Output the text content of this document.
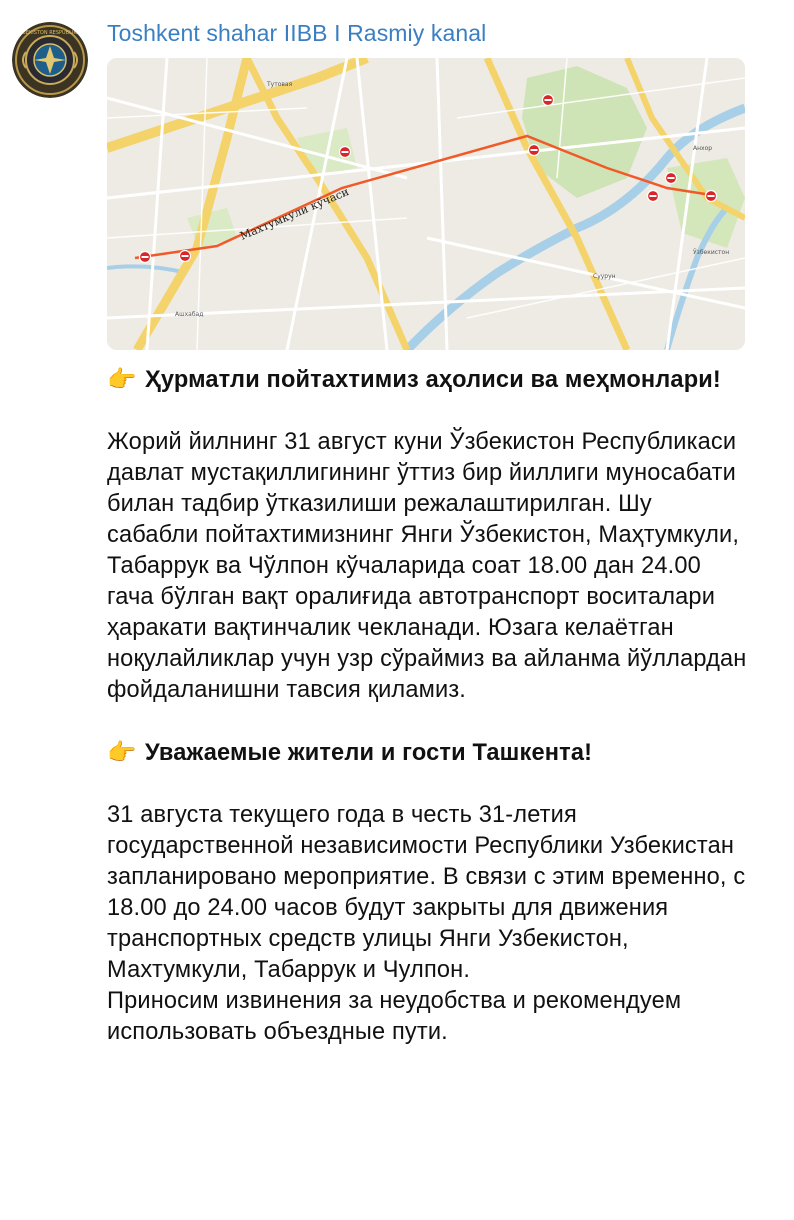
UZBEKISTON RESPUBLIKASI Toshkent shahar IIBB I Rasmiy kanal
Махтумкули кўчаси
Ашхабад
Ўзбекистон
Суурун
Анхор
Тутовая

👉 Ҳурматли пойтахтимиз аҳолиси ва меҳмонлари!

Жорий йилнинг 31 август куни Ўзбекистон Республикаси давлат мустақиллигининг ўттиз бир йиллиги муносабати билан тадбир ўтказилиши режалаштирилган. Шу сабабли пойтахтимизнинг Янги Ўзбекистон, Маҳтумкули, Табаррук ва Чўлпон кўчаларида соат 18.00 дан 24.00 гача бўлган вақт оралиғида автотранспорт воситалари ҳаракати вақтинчалик чекланади. Юзага келаётган ноқулайликлар учун узр сўраймиз ва айланма йўллардан фойдаланишни тавсия қиламиз.

👉 Уважаемые жители и гости Ташкента!

31 августа текущего года в честь 31-летия государственной независимости Республики Узбекистан запланировано мероприятие. В связи с этим временно, с 18.00 до 24.00 часов будут закрыты для движения транспортных средств улицы Янги Узбекистон, Махтумкули, Табаррук и Чулпон.

Приносим извинения за неудобства и рекомендуем использовать объездные пути.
------------------------
WHAT IS REQUIRED ->
Within the data above, pick out all lines holding the word "Махтумкули".

EXERCISE OUTPUT ->
Махтумкули кўчаси
31 августа текущего года в честь 31-летия государственной независимости Республики Узбекистан запланировано мероприятие. В связи с этим временно, с 18.00 до 24.00 часов будут закрыты для движения транспортных средств улицы Янги Узбекистон, Махтумкули, Табаррук и Чулпон.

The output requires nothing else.